===== SUPPLIED DATA

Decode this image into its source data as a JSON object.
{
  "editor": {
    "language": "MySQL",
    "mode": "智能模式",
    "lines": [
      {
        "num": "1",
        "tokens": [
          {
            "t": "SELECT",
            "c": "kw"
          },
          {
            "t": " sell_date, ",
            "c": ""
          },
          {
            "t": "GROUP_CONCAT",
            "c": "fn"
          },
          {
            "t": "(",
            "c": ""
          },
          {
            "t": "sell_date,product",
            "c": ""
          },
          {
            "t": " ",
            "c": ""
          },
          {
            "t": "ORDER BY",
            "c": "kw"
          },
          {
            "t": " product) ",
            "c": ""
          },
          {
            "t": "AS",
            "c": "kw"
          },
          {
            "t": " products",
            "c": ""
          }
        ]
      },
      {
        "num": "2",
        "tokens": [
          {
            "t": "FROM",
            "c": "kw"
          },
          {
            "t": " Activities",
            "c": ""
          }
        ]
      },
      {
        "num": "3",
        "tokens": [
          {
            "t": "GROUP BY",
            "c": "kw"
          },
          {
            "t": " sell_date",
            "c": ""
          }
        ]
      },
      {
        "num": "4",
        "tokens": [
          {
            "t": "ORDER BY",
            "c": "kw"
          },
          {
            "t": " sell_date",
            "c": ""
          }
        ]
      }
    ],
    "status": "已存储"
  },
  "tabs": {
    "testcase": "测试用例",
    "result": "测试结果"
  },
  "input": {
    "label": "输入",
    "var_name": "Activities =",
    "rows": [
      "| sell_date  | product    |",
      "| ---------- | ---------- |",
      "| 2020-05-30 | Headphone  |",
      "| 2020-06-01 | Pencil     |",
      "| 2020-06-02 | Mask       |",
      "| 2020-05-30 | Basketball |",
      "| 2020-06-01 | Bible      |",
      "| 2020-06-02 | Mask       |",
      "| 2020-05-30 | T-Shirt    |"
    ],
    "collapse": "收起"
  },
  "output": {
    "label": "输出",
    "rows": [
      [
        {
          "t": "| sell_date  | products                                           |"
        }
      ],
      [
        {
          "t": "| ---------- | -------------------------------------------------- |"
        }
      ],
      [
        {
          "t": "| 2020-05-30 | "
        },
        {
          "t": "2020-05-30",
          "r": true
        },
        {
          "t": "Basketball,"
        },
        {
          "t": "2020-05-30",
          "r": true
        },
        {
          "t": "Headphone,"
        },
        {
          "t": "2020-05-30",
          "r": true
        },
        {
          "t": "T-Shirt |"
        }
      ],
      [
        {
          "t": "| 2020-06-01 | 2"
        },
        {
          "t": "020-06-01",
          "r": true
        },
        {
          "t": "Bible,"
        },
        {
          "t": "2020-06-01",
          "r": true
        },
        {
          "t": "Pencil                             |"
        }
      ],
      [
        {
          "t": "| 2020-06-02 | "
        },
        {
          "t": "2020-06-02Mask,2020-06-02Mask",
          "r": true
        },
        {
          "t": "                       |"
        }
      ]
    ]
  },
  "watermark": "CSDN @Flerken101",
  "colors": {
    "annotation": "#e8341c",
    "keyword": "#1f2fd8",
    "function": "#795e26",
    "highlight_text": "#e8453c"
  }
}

==========

STATED TASK ▸ Copy each record from above exactly, and include every line.

FINAL ANSWER ▸
Decode this image into its source data as a JSON object.
{
  "editor": {
    "language": "MySQL",
    "mode": "智能模式",
    "lines": [
      {
        "num": "1",
        "tokens": [
          {
            "t": "SELECT",
            "c": "kw"
          },
          {
            "t": " sell_date, ",
            "c": ""
          },
          {
            "t": "GROUP_CONCAT",
            "c": "fn"
          },
          {
            "t": "(",
            "c": ""
          },
          {
            "t": "sell_date,product",
            "c": ""
          },
          {
            "t": " ",
            "c": ""
          },
          {
            "t": "ORDER BY",
            "c": "kw"
          },
          {
            "t": " product) ",
            "c": ""
          },
          {
            "t": "AS",
            "c": "kw"
          },
          {
            "t": " products",
            "c": ""
          }
        ]
      },
      {
        "num": "2",
        "tokens": [
          {
            "t": "FROM",
            "c": "kw"
          },
          {
            "t": " Activities",
            "c": ""
          }
        ]
      },
      {
        "num": "3",
        "tokens": [
          {
            "t": "GROUP BY",
            "c": "kw"
          },
          {
            "t": " sell_date",
            "c": ""
          }
        ]
      },
      {
        "num": "4",
        "tokens": [
          {
            "t": "ORDER BY",
            "c": "kw"
          },
          {
            "t": " sell_date",
            "c": ""
          }
        ]
      }
    ],
    "status": "已存储"
  },
  "tabs": {
    "testcase": "测试用例",
    "result": "测试结果"
  },
  "input": {
    "label": "输入",
    "var_name": "Activities =",
    "rows": [
      "| sell_date  | product    |",
      "| ---------- | ---------- |",
      "| 2020-05-30 | Headphone  |",
      "| 2020-06-01 | Pencil     |",
      "| 2020-06-02 | Mask       |",
      "| 2020-05-30 | Basketball |",
      "| 2020-06-01 | Bible      |",
      "| 2020-06-02 | Mask       |",
      "| 2020-05-30 | T-Shirt    |"
    ],
    "collapse": "收起"
  },
  "output": {
    "label": "输出",
    "rows": [
      [
        {
          "t": "| sell_date  | products                                           |"
        }
      ],
      [
        {
          "t": "| ---------- | -------------------------------------------------- |"
        }
      ],
      [
        {
          "t": "| 2020-05-30 | "
        },
        {
          "t": "2020-05-30",
          "r": true
        },
        {
          "t": "Basketball,"
        },
        {
          "t": "2020-05-30",
          "r": true
        },
        {
          "t": "Headphone,"
        },
        {
          "t": "2020-05-30",
          "r": true
        },
        {
          "t": "T-Shirt |"
        }
      ],
      [
        {
          "t": "| 2020-06-01 | 2"
        },
        {
          "t": "020-06-01",
          "r": true
        },
        {
          "t": "Bible,"
        },
        {
          "t": "2020-06-01",
          "r": true
        },
        {
          "t": "Pencil                             |"
        }
      ],
      [
        {
          "t": "| 2020-06-02 | "
        },
        {
          "t": "2020-06-02Mask,2020-06-02Mask",
          "r": true
        },
        {
          "t": "                       |"
        }
      ]
    ]
  },
  "watermark": "CSDN @Flerken101",
  "colors": {
    "annotation": "#e8341c",
    "keyword": "#1f2fd8",
    "function": "#795e26",
    "highlight_text": "#e8453c"
  }
}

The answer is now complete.